**RAW DATA:**
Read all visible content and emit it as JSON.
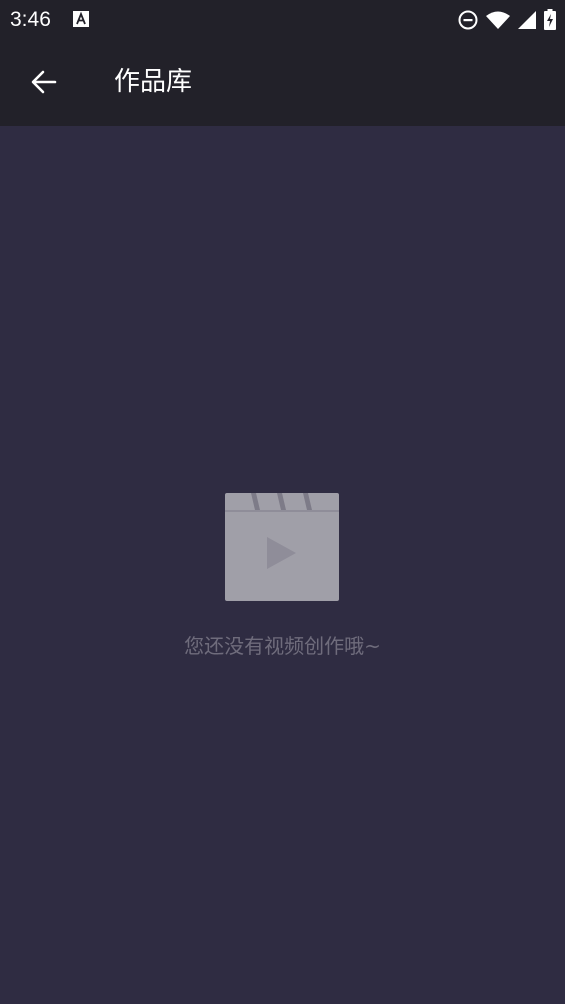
{
  "status_bar": {
    "time": "3:46",
    "left_icon": "font-a-notification-icon",
    "right_icons": [
      "do-not-disturb-icon",
      "wifi-icon",
      "cellular-signal-icon",
      "battery-charging-icon"
    ]
  },
  "app_bar": {
    "back_icon": "arrow-left-icon",
    "title": "作品库"
  },
  "empty_state": {
    "icon": "video-clapperboard-icon",
    "message": "您还没有视频创作哦~"
  },
  "colors": {
    "status_bar_bg": "#222129",
    "app_bar_bg": "#222129",
    "content_bg": "#2f2c42",
    "empty_icon_fill": "#a09fa8",
    "empty_text": "#6f6c7c",
    "title_text": "#ffffff"
  }
}
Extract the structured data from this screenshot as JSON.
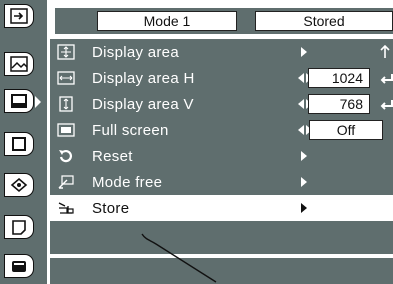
{
  "header": {
    "mode_label": "Mode 1",
    "stored_label": "Stored"
  },
  "tabs": [
    {
      "name": "input-icon"
    },
    {
      "name": "image-adjust-icon"
    },
    {
      "name": "screen-icon",
      "active": true
    },
    {
      "name": "blank-icon"
    },
    {
      "name": "setting-icon"
    },
    {
      "name": "info-icon"
    },
    {
      "name": "menu-icon"
    }
  ],
  "rows": [
    {
      "label": "Display area",
      "control": "arrow"
    },
    {
      "label": "Display area H",
      "control": "value",
      "value": "1024"
    },
    {
      "label": "Display area V",
      "control": "value",
      "value": "768"
    },
    {
      "label": "Full screen",
      "control": "value",
      "value": "Off"
    },
    {
      "label": "Reset",
      "control": "arrow"
    },
    {
      "label": "Mode free",
      "control": "arrow"
    },
    {
      "label": "Store",
      "control": "arrow",
      "selected": true
    }
  ],
  "colors": {
    "menu_bg": "#5f6e6e",
    "highlight": "#ffffff"
  }
}
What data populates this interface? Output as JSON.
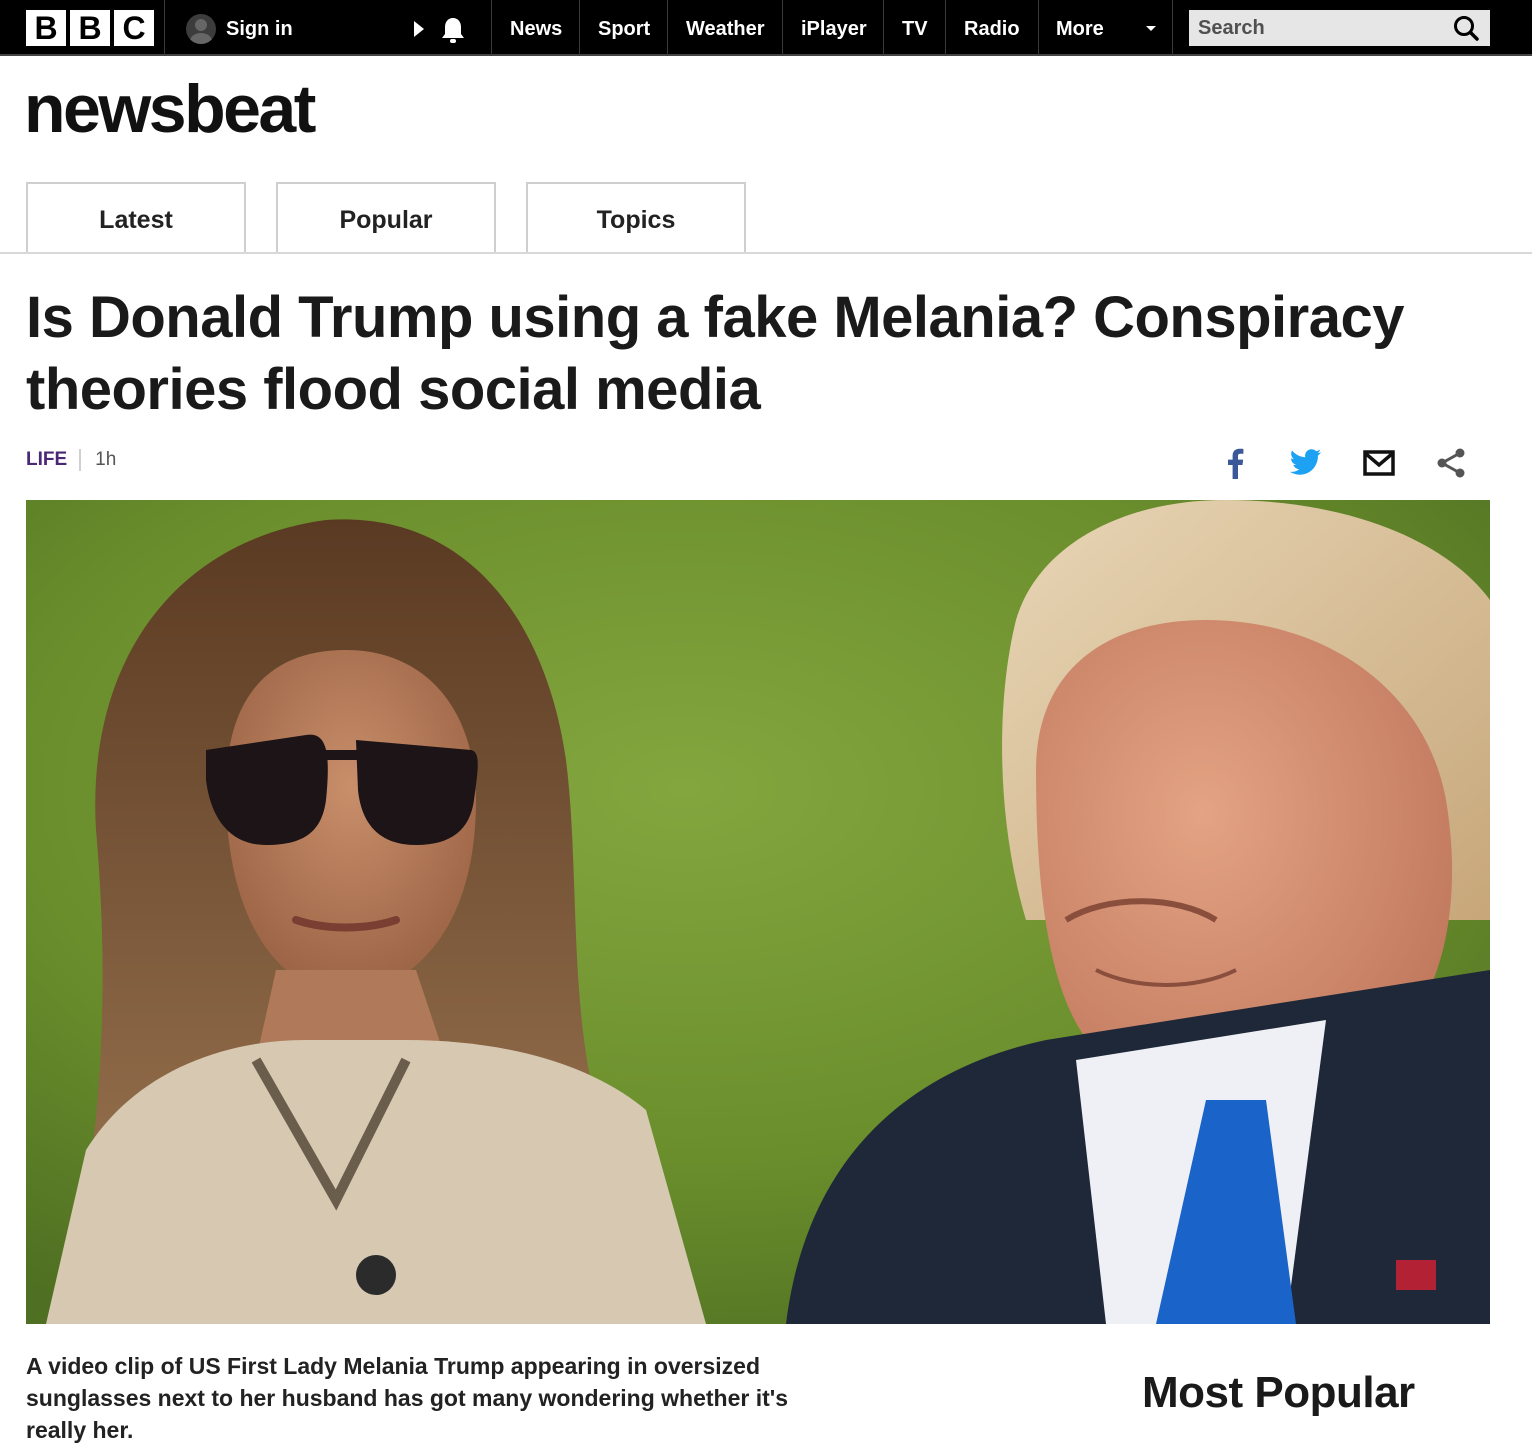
{
  "topbar": {
    "logo_letters": [
      "B",
      "B",
      "C"
    ],
    "signin_label": "Sign in",
    "nav": [
      {
        "label": "News"
      },
      {
        "label": "Sport"
      },
      {
        "label": "Weather"
      },
      {
        "label": "iPlayer"
      },
      {
        "label": "TV"
      },
      {
        "label": "Radio"
      },
      {
        "label": "More"
      }
    ],
    "search_placeholder": "Search"
  },
  "header": {
    "brand": "newsbeat",
    "tabs": [
      {
        "label": "Latest"
      },
      {
        "label": "Popular"
      },
      {
        "label": "Topics"
      }
    ]
  },
  "article": {
    "headline": "Is Donald Trump using a fake Melania? Conspiracy theories flood social media",
    "category": "LIFE",
    "time": "1h",
    "share_icons": [
      "facebook-icon",
      "twitter-icon",
      "email-icon",
      "share-icon"
    ],
    "summary": "A video clip of US First Lady Melania Trump appearing in oversized sunglasses next to her husband has got many wondering whether it's really her."
  },
  "sidebar": {
    "heading": "Most Popular"
  },
  "colors": {
    "topbar_bg": "#000000",
    "category": "#4a2876",
    "facebook": "#3b5998",
    "twitter": "#1da1f2",
    "photo_background": "#6f9330"
  }
}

**STATED EXERCISE:** Look over the material above and show each line where "name" appears.

**EXPECTED ANSWER:**
      "name": "input-icon"
      "name": "image-adjust-icon"
      "name": "screen-icon",
      "name": "blank-icon"
      "name": "setting-icon"
      "name": "info-icon"
      "name": "menu-icon"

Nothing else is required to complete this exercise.